Directions => Copy every line of the records below word for word, leaving out the pictures.

Materials provided =>
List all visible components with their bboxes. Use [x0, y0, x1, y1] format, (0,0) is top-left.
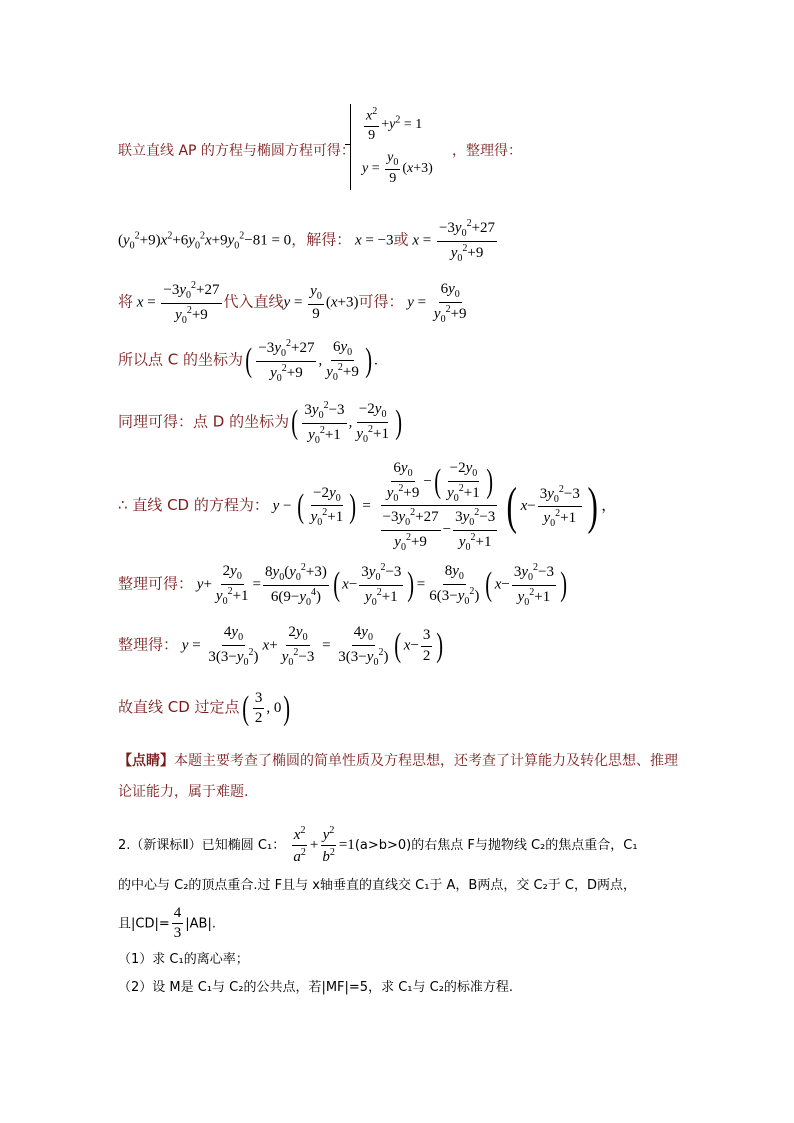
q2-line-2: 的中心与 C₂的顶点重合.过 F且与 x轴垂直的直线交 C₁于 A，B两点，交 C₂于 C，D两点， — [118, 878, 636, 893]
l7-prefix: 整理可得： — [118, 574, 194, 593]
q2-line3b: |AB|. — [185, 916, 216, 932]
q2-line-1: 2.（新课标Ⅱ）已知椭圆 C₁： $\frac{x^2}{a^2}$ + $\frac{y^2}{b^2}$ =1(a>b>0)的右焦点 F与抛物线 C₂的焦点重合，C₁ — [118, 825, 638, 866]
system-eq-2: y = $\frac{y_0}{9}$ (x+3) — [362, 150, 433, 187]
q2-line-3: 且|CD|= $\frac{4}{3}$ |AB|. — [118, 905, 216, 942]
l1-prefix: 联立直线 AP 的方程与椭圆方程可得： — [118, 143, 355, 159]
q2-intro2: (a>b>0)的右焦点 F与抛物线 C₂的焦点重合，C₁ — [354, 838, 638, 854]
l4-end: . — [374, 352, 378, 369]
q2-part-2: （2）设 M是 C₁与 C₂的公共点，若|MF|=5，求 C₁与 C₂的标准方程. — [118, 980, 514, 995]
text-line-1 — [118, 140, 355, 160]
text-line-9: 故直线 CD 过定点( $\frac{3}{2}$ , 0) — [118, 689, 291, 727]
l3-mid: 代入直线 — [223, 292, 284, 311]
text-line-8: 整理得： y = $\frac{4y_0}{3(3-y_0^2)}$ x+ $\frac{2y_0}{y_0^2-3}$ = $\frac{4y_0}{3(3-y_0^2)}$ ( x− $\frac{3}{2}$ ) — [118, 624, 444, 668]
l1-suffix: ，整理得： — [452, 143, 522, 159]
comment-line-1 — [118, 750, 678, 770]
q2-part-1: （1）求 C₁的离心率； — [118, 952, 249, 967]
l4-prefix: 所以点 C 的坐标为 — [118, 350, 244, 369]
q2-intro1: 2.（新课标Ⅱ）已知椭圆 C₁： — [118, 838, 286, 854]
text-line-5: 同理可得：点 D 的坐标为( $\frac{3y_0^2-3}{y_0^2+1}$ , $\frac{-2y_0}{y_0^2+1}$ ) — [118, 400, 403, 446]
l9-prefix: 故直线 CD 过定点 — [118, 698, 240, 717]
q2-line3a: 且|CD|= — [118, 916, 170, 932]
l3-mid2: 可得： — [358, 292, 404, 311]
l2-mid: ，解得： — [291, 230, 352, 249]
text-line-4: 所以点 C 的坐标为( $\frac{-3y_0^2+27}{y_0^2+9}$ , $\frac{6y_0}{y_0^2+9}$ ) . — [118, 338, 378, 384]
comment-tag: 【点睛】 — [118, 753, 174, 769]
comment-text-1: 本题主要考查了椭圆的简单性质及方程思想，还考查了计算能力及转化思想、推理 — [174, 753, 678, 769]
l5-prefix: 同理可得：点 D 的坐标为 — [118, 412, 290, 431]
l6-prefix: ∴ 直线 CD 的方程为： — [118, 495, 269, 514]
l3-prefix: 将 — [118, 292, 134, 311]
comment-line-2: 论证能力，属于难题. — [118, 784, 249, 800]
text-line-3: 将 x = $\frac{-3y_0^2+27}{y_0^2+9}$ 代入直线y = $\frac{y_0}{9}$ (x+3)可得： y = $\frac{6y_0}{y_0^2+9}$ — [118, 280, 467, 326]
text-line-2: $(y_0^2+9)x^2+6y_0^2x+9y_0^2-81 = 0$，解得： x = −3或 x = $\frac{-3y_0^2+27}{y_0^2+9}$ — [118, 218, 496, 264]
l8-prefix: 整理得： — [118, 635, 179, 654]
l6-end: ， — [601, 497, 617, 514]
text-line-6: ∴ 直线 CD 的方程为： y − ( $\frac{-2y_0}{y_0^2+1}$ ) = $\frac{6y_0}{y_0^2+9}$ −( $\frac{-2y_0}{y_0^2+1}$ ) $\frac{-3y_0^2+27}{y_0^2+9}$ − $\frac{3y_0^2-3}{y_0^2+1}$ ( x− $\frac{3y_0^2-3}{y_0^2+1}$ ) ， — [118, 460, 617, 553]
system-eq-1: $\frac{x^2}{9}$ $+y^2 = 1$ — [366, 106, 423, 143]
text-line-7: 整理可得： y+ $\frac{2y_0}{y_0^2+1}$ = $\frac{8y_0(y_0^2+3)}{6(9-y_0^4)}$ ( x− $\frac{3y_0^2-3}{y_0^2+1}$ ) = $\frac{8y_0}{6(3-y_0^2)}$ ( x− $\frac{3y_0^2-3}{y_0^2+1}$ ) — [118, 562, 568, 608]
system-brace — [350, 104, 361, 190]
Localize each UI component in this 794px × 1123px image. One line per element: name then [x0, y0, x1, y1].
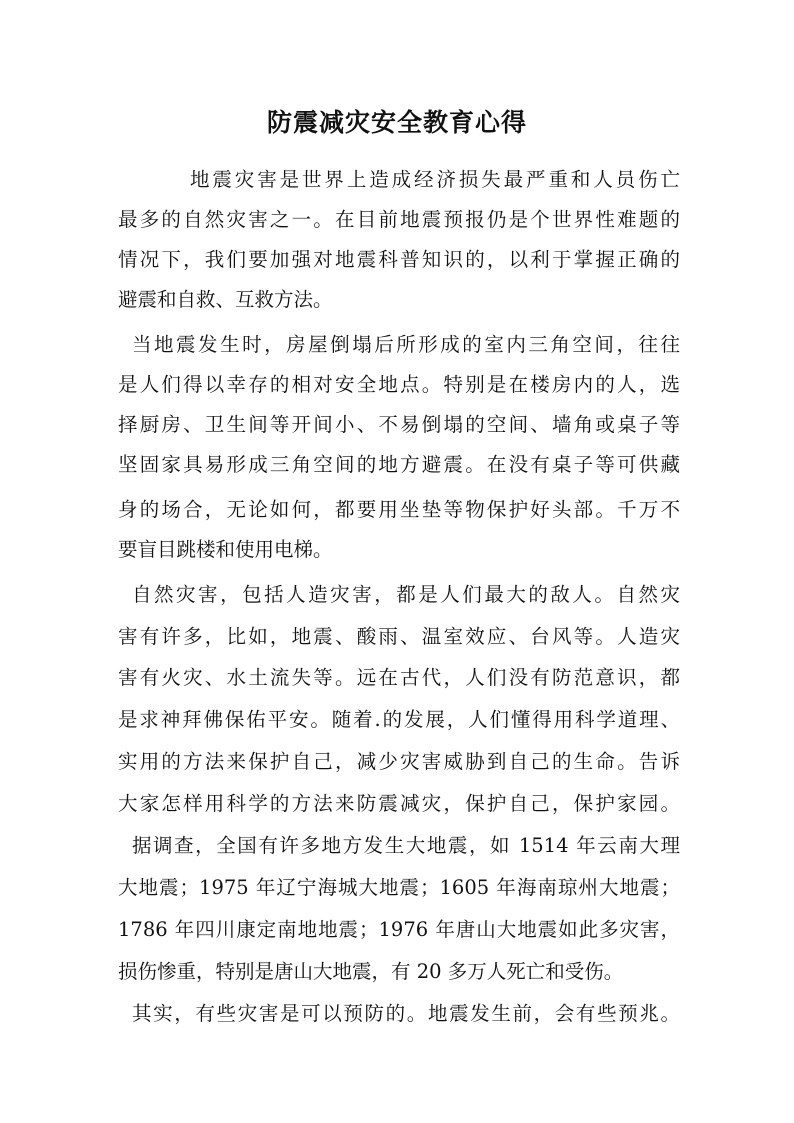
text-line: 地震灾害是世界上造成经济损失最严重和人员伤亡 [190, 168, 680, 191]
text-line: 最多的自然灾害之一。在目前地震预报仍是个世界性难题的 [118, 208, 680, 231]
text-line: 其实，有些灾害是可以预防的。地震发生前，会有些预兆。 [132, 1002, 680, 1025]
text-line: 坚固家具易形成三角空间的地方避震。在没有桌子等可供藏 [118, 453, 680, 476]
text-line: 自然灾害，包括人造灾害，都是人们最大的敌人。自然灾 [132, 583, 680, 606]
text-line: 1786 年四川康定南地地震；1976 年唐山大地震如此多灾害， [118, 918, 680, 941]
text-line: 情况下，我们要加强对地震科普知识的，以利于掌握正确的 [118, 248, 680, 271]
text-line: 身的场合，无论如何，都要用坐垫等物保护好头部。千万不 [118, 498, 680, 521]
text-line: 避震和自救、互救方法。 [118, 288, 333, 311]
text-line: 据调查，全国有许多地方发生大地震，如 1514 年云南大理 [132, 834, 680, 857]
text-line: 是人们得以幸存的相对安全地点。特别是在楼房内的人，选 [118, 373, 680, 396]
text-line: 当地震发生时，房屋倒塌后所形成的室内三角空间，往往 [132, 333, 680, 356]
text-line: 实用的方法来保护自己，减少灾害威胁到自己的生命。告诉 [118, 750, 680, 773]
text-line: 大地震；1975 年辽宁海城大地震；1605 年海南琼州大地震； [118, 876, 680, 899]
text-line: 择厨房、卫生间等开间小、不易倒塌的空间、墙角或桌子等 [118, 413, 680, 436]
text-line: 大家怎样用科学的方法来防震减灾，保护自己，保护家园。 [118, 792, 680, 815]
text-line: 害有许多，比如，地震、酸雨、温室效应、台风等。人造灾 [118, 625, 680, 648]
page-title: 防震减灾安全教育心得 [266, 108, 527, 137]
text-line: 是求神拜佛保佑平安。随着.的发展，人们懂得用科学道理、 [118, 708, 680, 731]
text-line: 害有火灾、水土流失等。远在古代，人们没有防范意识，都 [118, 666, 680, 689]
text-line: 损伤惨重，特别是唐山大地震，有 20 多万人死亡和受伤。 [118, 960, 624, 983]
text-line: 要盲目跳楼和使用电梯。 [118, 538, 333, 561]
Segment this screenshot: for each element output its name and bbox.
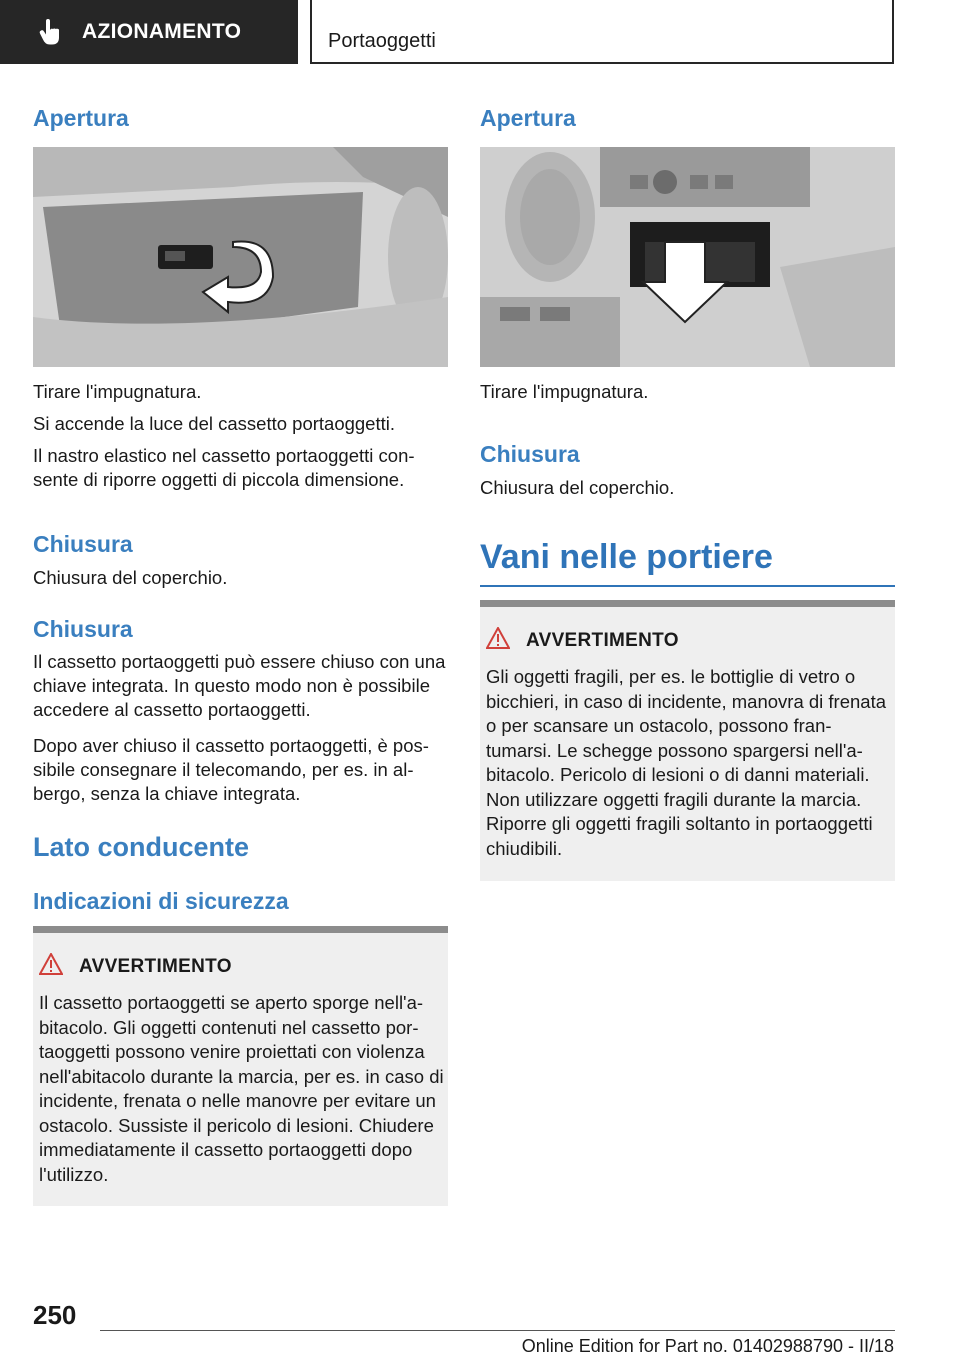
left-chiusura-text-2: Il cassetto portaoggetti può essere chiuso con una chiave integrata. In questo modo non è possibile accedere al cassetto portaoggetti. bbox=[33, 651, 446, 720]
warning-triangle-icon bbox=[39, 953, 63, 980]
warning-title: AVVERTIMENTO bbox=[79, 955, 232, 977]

Exercise result =>
List all visible components with their bboxes. Use [x0, y0, x1, y1] format, (0,0) is top-left.
q2-line-2: 的中心与 C₂的顶点重合.过 F且与 x轴垂直的直线交 C₁于 A，B两点，交 C₂于 C，D两点， — [118, 878, 636, 893]
l7-prefix: 整理可得： — [118, 574, 194, 593]
q2-line3b: |AB|. — [185, 916, 216, 932]
q2-line-1: 2.（新课标Ⅱ）已知椭圆 C₁： $\frac{x^2}{a^2}$ + $\frac{y^2}{b^2}$ =1(a>b>0)的右焦点 F与抛物线 C₂的焦点重合，C₁ — [118, 825, 638, 866]
system-eq-2: y = $\frac{y_0}{9}$ (x+3) — [362, 150, 433, 187]
q2-line-3: 且|CD|= $\frac{4}{3}$ |AB|. — [118, 905, 216, 942]
l1-prefix: 联立直线 AP 的方程与椭圆方程可得： — [118, 143, 355, 159]
q2-intro2: (a>b>0)的右焦点 F与抛物线 C₂的焦点重合，C₁ — [354, 838, 638, 854]
l4-end: . — [374, 352, 378, 369]
q2-part-2: （2）设 M是 C₁与 C₂的公共点，若|MF|=5，求 C₁与 C₂的标准方程. — [118, 980, 514, 995]
text-line-1 — [118, 140, 355, 160]
text-line-9: 故直线 CD 过定点( $\frac{3}{2}$ , 0) — [118, 689, 291, 727]
l3-mid: 代入直线 — [223, 292, 284, 311]
text-line-8: 整理得： y = $\frac{4y_0}{3(3-y_0^2)}$ x+ $\frac{2y_0}{y_0^2-3}$ = $\frac{4y_0}{3(3-y_0^2)}$ ( x− $\frac{3}{2}$ ) — [118, 624, 444, 668]
l1-suffix: ，整理得： — [452, 143, 522, 159]
comment-line-1 — [118, 750, 678, 770]
q2-part-1: （1）求 C₁的离心率； — [118, 952, 249, 967]
l4-prefix: 所以点 C 的坐标为 — [118, 350, 244, 369]
q2-intro1: 2.（新课标Ⅱ）已知椭圆 C₁： — [118, 838, 286, 854]
text-line-5: 同理可得：点 D 的坐标为( $\frac{3y_0^2-3}{y_0^2+1}$ , $\frac{-2y_0}{y_0^2+1}$ ) — [118, 400, 403, 446]
l9-prefix: 故直线 CD 过定点 — [118, 698, 240, 717]
q2-line3a: 且|CD|= — [118, 916, 170, 932]
l3-mid2: 可得： — [358, 292, 404, 311]
l2-mid: ，解得： — [291, 230, 352, 249]
text-line-4: 所以点 C 的坐标为( $\frac{-3y_0^2+27}{y_0^2+9}$ , $\frac{6y_0}{y_0^2+9}$ ) . — [118, 338, 378, 384]
comment-tag: 【点睛】 — [118, 753, 174, 769]
comment-text-1: 本题主要考查了椭圆的简单性质及方程思想，还考查了计算能力及转化思想、推理 — [174, 753, 678, 769]
l5-prefix: 同理可得：点 D 的坐标为 — [118, 412, 290, 431]
l6-prefix: ∴ 直线 CD 的方程为： — [118, 495, 269, 514]
l3-prefix: 将 — [118, 292, 134, 311]
comment-line-2: 论证能力，属于难题. — [118, 784, 249, 800]
text-line-3: 将 x = $\frac{-3y_0^2+27}{y_0^2+9}$ 代入直线y = $\frac{y_0}{9}$ (x+3)可得： y = $\frac{6y_0}{y_0^2+9}$ — [118, 280, 467, 326]
text-line-2: $(y_0^2+9)x^2+6y_0^2x+9y_0^2-81 = 0$，解得： x = −3或 x = $\frac{-3y_0^2+27}{y_0^2+9}$ — [118, 218, 496, 264]
l8-prefix: 整理得： — [118, 635, 179, 654]
l6-end: ， — [601, 497, 617, 514]
text-line-6: ∴ 直线 CD 的方程为： y − ( $\frac{-2y_0}{y_0^2+1}$ ) = $\frac{6y_0}{y_0^2+9}$ −( $\frac{-2y_0}{y_0^2+1}$ ) $\frac{-3y_0^2+27}{y_0^2+9}$ − $\frac{3y_0^2-3}{y_0^2+1}$ ( x− $\frac{3y_0^2-3}{y_0^2+1}$ ) ， — [118, 460, 617, 553]
system-eq-1: $\frac{x^2}{9}$ $+y^2 = 1$ — [366, 106, 423, 143]
text-line-7: 整理可得： y+ $\frac{2y_0}{y_0^2+1}$ = $\frac{8y_0(y_0^2+3)}{6(9-y_0^4)}$ ( x− $\frac{3y_0^2-3}{y_0^2+1}$ ) = $\frac{8y_0}{6(3-y_0^2)}$ ( x− $\frac{3y_0^2-3}{y_0^2+1}$ ) — [118, 562, 568, 608]
system-brace — [350, 104, 361, 190]
Localize each UI component in this 794px × 1123px image. One line per element: name then [x0, y0, x1, y1].
text-line: 地震灾害是世界上造成经济损失最严重和人员伤亡 [190, 168, 680, 191]
text-line: 最多的自然灾害之一。在目前地震预报仍是个世界性难题的 [118, 208, 680, 231]
text-line: 其实，有些灾害是可以预防的。地震发生前，会有些预兆。 [132, 1002, 680, 1025]
text-line: 坚固家具易形成三角空间的地方避震。在没有桌子等可供藏 [118, 453, 680, 476]
text-line: 自然灾害，包括人造灾害，都是人们最大的敌人。自然灾 [132, 583, 680, 606]
text-line: 1786 年四川康定南地地震；1976 年唐山大地震如此多灾害， [118, 918, 680, 941]
text-line: 情况下，我们要加强对地震科普知识的，以利于掌握正确的 [118, 248, 680, 271]
text-line: 身的场合，无论如何，都要用坐垫等物保护好头部。千万不 [118, 498, 680, 521]
text-line: 避震和自救、互救方法。 [118, 288, 333, 311]
text-line: 据调查，全国有许多地方发生大地震，如 1514 年云南大理 [132, 834, 680, 857]
text-line: 是人们得以幸存的相对安全地点。特别是在楼房内的人，选 [118, 373, 680, 396]
text-line: 当地震发生时，房屋倒塌后所形成的室内三角空间，往往 [132, 333, 680, 356]
text-line: 实用的方法来保护自己，减少灾害威胁到自己的生命。告诉 [118, 750, 680, 773]
text-line: 大地震；1975 年辽宁海城大地震；1605 年海南琼州大地震； [118, 876, 680, 899]
text-line: 择厨房、卫生间等开间小、不易倒塌的空间、墙角或桌子等 [118, 413, 680, 436]
text-line: 大家怎样用科学的方法来防震减灾，保护自己，保护家园。 [118, 792, 680, 815]
text-line: 害有许多，比如，地震、酸雨、温室效应、台风等。人造灾 [118, 625, 680, 648]
page-title: 防震减灾安全教育心得 [266, 108, 527, 137]
text-line: 是求神拜佛保佑平安。随着.的发展，人们懂得用科学道理、 [118, 708, 680, 731]
text-line: 害有火灾、水土流失等。远在古代，人们没有防范意识，都 [118, 666, 680, 689]
text-line: 损伤惨重，特别是唐山大地震，有 20 多万人死亡和受伤。 [118, 960, 624, 983]
text-line: 要盲目跳楼和使用电梯。 [118, 538, 333, 561]
Segment this screenshot: for each element output its name and bbox.
left-chiusura-text-2: Il cassetto portaoggetti può essere chiuso con una chiave integrata. In questo modo non è possibile accedere al cassetto portaoggetti. bbox=[33, 651, 446, 720]
warning-triangle-icon bbox=[39, 953, 63, 980]
warning-title: AVVERTIMENTO bbox=[79, 955, 232, 977]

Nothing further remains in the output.